What the task asks: Output the lines from the start of the records through the line containing "brand-pill[interactable]: FcTables.com <box>222", inclusive, as a Markdown table with the columns Row and Text, skipping any blank lines.

Items listed in a dataset:
════
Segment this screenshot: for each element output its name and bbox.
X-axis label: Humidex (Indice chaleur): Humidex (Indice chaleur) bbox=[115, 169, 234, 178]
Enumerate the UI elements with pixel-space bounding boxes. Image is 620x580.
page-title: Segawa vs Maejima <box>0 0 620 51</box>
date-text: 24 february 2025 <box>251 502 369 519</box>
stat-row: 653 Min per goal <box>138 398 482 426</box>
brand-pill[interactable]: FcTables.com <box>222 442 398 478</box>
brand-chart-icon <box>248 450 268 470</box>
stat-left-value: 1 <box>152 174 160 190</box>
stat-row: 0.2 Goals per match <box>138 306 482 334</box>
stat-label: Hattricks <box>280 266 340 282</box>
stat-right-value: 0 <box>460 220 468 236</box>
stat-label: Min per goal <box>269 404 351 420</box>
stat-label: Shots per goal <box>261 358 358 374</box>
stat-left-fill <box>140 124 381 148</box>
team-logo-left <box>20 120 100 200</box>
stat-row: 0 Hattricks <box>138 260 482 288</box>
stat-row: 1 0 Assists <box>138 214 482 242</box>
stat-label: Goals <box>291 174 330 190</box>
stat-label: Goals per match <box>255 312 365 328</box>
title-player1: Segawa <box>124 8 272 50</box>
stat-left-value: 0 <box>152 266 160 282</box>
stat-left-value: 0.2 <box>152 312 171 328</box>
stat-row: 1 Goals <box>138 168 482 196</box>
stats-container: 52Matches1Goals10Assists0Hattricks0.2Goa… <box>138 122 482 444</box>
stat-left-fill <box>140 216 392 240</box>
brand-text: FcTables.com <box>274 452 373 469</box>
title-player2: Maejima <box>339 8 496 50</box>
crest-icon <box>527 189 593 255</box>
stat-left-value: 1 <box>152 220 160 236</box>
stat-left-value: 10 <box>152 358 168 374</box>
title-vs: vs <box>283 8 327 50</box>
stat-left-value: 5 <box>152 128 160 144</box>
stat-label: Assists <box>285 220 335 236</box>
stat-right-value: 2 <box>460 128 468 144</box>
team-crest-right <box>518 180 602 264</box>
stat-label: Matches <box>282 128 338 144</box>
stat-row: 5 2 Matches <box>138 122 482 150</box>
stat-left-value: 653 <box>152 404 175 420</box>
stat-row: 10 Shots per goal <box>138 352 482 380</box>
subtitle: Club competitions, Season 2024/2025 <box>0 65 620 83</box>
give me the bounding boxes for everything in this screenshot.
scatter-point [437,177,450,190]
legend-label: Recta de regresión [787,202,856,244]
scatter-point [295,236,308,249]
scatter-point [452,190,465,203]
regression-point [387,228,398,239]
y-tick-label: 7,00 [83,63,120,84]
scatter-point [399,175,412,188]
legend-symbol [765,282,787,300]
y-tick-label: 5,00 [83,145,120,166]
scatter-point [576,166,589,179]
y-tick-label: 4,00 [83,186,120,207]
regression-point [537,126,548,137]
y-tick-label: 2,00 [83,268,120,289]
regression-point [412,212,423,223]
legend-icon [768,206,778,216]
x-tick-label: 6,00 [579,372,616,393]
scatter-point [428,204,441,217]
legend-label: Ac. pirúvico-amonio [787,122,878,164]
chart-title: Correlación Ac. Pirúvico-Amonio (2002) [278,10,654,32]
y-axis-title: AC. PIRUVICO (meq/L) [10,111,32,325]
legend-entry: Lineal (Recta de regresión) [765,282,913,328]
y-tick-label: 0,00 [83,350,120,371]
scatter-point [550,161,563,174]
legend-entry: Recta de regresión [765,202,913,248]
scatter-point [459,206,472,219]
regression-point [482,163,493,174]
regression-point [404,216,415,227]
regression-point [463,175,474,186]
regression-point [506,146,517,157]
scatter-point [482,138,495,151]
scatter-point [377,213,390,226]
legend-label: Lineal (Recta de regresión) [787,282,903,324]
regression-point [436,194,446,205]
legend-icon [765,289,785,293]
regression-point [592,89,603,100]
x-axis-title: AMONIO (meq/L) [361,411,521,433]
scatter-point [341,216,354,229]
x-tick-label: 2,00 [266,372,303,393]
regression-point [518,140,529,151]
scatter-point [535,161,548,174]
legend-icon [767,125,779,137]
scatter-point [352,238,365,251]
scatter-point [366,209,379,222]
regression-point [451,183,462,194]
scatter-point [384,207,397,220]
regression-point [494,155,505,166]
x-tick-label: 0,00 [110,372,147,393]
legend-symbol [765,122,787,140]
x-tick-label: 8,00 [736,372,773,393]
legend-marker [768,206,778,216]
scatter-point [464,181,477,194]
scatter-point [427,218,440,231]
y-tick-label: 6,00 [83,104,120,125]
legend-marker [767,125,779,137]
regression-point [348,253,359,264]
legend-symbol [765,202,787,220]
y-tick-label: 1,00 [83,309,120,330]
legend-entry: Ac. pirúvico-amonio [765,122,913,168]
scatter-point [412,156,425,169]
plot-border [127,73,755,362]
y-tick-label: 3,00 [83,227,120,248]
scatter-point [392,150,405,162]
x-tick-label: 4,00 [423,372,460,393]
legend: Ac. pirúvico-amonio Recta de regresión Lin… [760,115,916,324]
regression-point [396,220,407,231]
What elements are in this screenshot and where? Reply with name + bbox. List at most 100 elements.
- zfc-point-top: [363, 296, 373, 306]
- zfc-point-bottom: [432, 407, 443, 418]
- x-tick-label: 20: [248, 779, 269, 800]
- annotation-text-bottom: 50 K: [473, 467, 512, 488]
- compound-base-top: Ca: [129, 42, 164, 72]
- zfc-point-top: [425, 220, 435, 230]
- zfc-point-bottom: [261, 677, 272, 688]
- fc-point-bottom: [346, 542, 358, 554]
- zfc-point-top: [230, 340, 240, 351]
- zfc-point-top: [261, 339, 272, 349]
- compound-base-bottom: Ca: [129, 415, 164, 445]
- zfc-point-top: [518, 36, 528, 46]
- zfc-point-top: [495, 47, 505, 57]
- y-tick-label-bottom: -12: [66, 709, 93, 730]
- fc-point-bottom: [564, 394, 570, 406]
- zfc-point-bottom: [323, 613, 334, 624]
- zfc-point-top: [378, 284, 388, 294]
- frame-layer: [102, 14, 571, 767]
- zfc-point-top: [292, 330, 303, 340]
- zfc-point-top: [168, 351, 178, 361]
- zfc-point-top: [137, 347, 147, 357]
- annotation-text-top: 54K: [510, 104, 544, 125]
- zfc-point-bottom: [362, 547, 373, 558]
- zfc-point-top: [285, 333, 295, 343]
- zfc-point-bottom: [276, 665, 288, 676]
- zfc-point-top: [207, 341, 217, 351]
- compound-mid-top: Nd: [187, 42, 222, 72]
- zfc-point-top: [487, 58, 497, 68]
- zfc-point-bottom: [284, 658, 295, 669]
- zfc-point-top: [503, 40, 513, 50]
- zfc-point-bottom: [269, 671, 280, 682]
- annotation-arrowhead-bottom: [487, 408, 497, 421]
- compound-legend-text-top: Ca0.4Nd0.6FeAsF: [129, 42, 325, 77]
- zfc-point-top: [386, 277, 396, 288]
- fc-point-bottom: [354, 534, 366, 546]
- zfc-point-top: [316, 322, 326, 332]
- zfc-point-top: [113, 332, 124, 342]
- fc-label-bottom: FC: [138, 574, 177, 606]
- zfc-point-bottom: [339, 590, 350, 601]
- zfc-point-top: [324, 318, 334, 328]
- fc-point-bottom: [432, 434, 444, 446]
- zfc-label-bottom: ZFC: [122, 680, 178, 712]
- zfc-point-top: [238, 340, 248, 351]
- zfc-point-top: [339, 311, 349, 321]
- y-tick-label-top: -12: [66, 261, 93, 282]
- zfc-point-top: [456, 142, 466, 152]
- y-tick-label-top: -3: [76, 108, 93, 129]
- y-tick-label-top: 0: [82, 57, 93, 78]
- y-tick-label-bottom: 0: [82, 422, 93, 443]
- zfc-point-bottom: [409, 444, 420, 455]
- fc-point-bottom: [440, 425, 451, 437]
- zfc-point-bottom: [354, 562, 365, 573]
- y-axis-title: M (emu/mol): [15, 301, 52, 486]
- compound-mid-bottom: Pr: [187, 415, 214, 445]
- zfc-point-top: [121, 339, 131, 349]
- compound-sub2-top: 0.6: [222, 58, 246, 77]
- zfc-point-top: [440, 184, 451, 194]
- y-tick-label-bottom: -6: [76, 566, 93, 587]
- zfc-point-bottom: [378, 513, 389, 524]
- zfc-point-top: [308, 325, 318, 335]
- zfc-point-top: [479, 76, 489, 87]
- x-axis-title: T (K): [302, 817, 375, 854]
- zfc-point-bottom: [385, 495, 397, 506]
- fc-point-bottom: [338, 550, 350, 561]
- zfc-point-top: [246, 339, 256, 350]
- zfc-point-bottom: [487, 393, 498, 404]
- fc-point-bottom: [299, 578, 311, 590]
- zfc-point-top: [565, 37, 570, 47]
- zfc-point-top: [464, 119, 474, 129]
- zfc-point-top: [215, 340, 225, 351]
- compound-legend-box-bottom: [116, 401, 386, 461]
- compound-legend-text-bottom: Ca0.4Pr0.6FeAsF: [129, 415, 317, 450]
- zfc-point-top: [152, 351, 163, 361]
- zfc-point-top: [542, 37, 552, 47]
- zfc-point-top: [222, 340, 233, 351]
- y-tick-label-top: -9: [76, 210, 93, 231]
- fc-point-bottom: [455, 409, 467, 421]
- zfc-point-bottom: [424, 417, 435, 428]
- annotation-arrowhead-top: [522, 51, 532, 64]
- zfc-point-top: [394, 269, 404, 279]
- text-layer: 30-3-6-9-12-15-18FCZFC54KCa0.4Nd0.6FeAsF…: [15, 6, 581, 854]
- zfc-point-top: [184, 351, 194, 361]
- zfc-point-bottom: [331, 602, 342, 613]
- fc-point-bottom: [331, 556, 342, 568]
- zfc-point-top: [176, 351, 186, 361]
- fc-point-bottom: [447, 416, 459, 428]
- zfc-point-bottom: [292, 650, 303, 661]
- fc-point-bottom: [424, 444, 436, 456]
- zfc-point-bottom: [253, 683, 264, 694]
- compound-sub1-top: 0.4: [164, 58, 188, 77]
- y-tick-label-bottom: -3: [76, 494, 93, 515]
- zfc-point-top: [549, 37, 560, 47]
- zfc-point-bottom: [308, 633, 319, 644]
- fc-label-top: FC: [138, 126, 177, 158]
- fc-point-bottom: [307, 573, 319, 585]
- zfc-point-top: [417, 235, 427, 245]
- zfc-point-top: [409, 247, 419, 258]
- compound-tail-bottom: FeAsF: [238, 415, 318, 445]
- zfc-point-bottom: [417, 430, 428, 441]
════
Full output:
| Row | Text |
|---|---|
| 1 | Segment this screenshot: for each element output its name and bbox. |
| 2 | X-axis label: Humidex (Indice chaleur): Humidex (Indice chaleur) bbox=[115, 169, 234, 178] |
| 3 | Enumerate the UI elements with pixel-space bounding boxes. Image is 620x580. |
| 4 | page-title: Segawa vs Maejima <box>0 0 620 51</box> |
| 5 | date-text: 24 february 2025 <box>251 502 369 519</box> |
| 6 | stat-row: 653 Min per goal <box>138 398 482 426</box> |
| 7 | brand-pill[interactable]: FcTables.com <box>222 442 398 478</box> |